**SUPPLIED DATA**:
- - - - - - -

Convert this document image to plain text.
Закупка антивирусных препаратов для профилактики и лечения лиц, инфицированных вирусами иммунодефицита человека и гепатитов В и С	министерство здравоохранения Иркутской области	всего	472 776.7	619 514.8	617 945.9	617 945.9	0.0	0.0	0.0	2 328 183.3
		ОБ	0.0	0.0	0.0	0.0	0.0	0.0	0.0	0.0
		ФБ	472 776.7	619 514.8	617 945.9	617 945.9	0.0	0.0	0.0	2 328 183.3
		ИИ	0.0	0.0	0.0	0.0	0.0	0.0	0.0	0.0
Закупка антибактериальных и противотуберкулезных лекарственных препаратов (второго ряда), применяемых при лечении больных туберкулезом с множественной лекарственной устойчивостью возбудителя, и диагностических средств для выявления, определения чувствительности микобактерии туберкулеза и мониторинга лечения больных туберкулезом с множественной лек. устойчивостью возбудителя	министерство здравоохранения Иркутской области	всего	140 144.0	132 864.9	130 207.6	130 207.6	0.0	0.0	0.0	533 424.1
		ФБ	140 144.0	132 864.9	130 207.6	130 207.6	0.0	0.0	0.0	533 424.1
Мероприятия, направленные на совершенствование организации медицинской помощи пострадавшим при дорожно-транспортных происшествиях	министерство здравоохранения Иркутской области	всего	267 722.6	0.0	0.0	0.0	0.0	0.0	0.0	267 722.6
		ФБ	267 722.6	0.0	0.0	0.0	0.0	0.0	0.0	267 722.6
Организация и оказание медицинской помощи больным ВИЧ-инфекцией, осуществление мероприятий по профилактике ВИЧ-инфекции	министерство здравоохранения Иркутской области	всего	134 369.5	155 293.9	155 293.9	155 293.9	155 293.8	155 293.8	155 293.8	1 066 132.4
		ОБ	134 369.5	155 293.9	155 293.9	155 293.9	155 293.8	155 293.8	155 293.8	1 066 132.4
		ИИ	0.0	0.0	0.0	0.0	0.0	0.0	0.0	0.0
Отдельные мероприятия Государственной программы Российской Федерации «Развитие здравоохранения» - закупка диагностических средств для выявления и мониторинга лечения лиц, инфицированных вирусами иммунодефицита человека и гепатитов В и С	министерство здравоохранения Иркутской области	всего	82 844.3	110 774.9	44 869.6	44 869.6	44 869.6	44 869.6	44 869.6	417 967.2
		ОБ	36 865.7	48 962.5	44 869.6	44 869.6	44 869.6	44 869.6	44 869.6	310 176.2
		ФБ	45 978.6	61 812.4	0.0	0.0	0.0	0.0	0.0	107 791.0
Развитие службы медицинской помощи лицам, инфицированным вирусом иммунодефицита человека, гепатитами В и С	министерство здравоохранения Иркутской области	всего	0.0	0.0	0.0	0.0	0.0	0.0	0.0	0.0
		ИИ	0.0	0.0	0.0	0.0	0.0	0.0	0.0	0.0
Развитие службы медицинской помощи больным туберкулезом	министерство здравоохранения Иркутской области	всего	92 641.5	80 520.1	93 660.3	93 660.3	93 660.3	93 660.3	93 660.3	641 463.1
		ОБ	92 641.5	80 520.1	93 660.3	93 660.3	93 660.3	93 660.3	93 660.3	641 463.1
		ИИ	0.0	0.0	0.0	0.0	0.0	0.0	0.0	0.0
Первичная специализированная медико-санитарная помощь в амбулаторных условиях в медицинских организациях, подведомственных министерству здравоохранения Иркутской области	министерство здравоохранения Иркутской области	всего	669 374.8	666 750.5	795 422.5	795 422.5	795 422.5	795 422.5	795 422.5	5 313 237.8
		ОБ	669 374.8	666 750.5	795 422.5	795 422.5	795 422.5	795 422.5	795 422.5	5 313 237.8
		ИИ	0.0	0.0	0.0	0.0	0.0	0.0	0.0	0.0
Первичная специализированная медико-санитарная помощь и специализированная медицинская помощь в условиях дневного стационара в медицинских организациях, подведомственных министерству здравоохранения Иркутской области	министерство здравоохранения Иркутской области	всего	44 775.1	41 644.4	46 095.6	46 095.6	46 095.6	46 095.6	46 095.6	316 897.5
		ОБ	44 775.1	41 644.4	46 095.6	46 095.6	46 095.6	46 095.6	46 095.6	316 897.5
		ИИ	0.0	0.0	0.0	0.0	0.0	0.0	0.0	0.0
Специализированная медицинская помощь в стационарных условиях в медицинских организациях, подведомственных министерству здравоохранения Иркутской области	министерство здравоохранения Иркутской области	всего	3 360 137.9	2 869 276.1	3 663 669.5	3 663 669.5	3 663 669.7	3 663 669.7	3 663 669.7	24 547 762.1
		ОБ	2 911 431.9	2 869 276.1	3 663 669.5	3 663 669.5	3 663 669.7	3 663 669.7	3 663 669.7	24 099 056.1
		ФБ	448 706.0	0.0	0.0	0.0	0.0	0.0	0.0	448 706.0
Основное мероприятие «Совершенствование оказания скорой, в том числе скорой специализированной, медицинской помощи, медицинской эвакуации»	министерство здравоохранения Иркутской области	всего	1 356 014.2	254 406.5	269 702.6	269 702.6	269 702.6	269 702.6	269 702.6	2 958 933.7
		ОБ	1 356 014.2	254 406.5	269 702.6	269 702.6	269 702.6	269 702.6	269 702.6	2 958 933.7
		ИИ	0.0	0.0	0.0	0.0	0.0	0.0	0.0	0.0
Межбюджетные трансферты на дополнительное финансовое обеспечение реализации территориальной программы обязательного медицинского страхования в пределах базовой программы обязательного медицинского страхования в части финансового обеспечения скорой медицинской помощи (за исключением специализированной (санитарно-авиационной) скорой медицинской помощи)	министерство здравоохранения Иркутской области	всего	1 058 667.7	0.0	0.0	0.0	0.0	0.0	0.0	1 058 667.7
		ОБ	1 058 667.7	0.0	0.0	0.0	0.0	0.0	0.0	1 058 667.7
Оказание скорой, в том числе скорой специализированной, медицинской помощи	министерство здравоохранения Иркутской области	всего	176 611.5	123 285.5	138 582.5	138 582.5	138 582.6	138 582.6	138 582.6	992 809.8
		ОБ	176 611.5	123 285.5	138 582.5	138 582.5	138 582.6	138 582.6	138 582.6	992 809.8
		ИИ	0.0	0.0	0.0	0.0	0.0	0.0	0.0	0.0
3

- - - - - - -

**WHAT TO WORK ON**:
Go through the listing above and return every line where the word "службы" occurs.

**RESULT OF THIS TASK**:
Развитие службы медицинской помощи лицам, инфицированным вирусом иммунодефицита человека, гепатитами В и С	министерство здравоохранения Иркутской области	всего	0.0	0.0	0.0	0.0	0.0	0.0	0.0	0.0
Развитие службы медицинской помощи больным туберкулезом	министерство здравоохранения Иркутской области	всего	92 641.5	80 520.1	93 660.3	93 660.3	93 660.3	93 660.3	93 660.3	641 463.1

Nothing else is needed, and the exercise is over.